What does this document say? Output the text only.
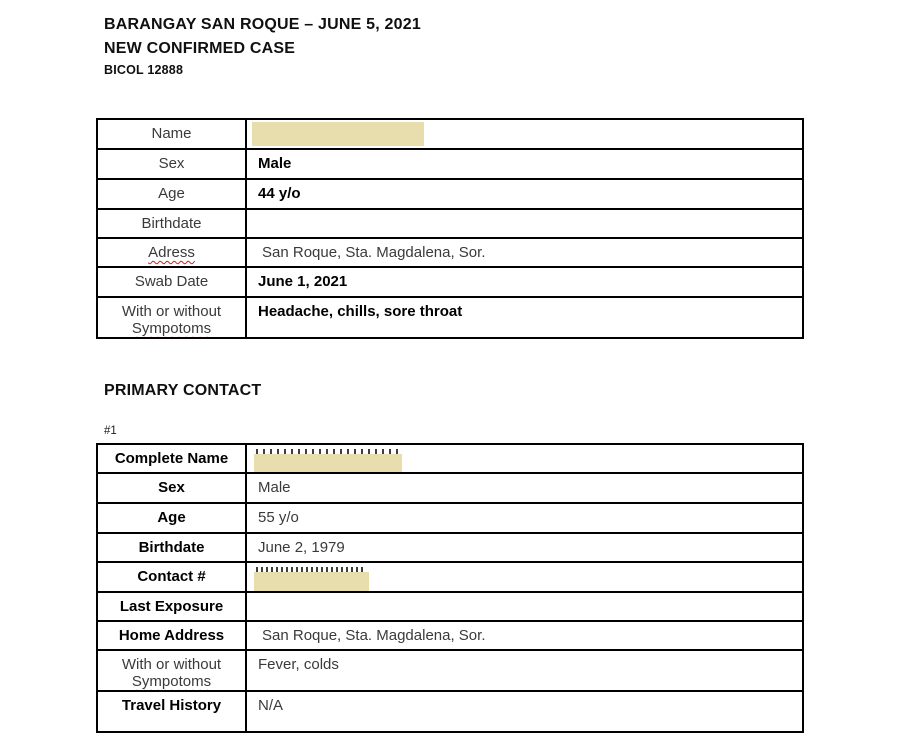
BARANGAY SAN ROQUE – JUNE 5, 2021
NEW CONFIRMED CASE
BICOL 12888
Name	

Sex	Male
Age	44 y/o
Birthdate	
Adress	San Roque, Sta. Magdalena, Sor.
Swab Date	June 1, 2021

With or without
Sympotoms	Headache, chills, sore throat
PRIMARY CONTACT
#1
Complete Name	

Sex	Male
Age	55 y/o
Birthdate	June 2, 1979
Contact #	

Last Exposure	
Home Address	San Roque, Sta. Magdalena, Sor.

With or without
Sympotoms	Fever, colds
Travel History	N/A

┄┄┄┄┄┄┄┄┄┄┄┄┄┄┄┄┄┄┄┄

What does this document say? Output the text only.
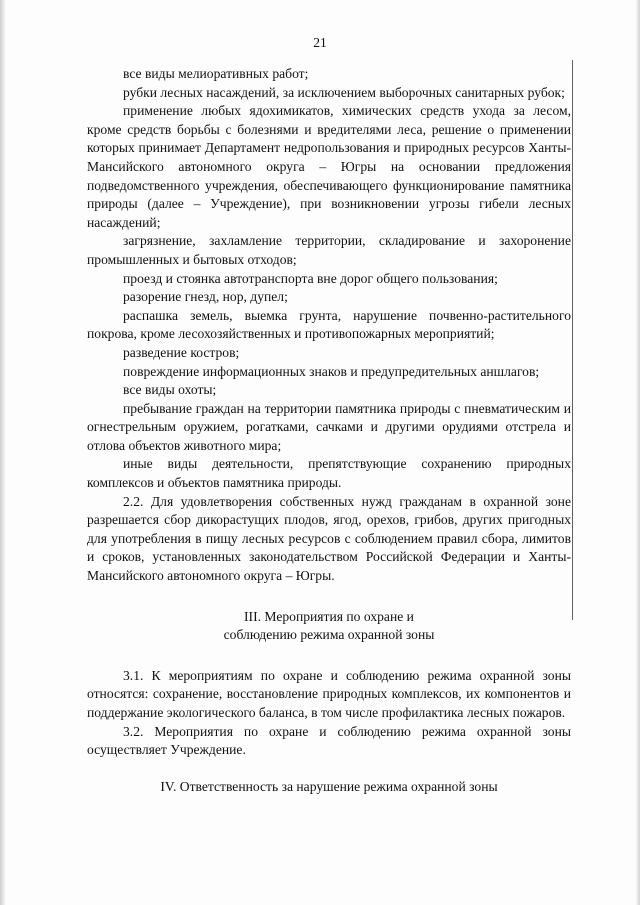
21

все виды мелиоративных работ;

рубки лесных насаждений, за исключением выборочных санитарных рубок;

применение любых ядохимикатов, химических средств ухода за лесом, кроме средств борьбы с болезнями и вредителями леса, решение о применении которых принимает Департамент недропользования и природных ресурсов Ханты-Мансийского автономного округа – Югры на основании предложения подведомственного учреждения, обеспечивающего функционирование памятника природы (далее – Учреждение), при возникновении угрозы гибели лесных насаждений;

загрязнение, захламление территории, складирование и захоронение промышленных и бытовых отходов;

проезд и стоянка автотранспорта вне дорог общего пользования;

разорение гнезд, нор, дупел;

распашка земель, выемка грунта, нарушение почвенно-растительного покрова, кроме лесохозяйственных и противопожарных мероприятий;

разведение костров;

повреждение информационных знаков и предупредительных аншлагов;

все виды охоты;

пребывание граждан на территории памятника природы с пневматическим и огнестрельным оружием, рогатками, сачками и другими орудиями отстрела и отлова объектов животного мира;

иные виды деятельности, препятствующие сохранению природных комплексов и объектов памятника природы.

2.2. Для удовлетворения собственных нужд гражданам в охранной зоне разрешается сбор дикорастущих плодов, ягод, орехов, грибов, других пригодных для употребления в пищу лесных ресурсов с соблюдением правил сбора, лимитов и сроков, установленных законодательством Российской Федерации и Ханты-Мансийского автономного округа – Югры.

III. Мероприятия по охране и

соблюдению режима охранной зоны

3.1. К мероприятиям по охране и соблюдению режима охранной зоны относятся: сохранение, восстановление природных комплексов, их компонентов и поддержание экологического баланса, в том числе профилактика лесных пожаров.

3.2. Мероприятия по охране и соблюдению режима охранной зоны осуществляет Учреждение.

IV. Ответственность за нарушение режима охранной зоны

┄┄┄┄┄┄┄┄┄┄┄┄┄┄┄┄┄┄┄┄

▸ **WORK INSTRUCTIONS**: Gather, from the listing above, every line carrying the word "виды".

▸ **RESULT OF THIS EXERCISE**:
все виды мелиоративных работ;
все виды охоты;
иные виды деятельности, препятствующие сохранению природных комплексов и объектов памятника природы.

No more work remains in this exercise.